* Given instruction: Below are the records; pull every line that includes "icon".

* Input rows:
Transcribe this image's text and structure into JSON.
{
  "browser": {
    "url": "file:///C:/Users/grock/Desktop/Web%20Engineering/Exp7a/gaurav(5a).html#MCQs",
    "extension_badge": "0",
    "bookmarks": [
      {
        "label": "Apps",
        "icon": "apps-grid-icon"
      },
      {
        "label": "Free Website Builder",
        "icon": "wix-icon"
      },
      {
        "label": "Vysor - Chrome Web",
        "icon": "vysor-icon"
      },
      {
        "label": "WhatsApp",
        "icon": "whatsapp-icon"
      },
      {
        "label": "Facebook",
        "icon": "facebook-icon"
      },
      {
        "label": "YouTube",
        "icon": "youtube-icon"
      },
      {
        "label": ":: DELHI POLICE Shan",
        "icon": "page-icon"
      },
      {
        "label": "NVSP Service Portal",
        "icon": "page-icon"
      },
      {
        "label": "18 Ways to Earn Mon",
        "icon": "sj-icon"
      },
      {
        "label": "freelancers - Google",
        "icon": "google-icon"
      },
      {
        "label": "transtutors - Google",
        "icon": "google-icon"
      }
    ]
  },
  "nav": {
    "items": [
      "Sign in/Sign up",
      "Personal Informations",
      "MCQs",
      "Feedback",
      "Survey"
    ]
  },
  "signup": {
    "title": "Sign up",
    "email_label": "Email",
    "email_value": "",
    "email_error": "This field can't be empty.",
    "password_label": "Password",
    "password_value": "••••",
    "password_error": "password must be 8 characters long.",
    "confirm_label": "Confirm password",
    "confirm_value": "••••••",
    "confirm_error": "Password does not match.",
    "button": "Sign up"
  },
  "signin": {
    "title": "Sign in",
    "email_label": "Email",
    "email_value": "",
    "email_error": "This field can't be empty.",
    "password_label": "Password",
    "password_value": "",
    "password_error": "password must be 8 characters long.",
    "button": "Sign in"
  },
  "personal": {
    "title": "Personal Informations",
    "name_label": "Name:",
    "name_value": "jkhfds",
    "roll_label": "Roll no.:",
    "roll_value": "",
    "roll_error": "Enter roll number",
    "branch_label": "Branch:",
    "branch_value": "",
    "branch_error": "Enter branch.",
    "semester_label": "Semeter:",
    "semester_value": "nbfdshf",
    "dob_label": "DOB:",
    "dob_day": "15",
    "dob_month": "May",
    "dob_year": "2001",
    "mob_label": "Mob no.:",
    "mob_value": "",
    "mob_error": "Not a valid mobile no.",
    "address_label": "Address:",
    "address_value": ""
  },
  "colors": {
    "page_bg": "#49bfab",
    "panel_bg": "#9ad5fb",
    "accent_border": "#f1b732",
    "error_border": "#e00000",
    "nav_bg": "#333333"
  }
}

* Result for this exercise:
        "icon": "apps-grid-icon"
        "icon": "wix-icon"
        "icon": "vysor-icon"
        "icon": "whatsapp-icon"
        "icon": "facebook-icon"
        "icon": "youtube-icon"
        "icon": "page-icon"
        "icon": "page-icon"
        "icon": "sj-icon"
        "icon": "google-icon"
        "icon": "google-icon"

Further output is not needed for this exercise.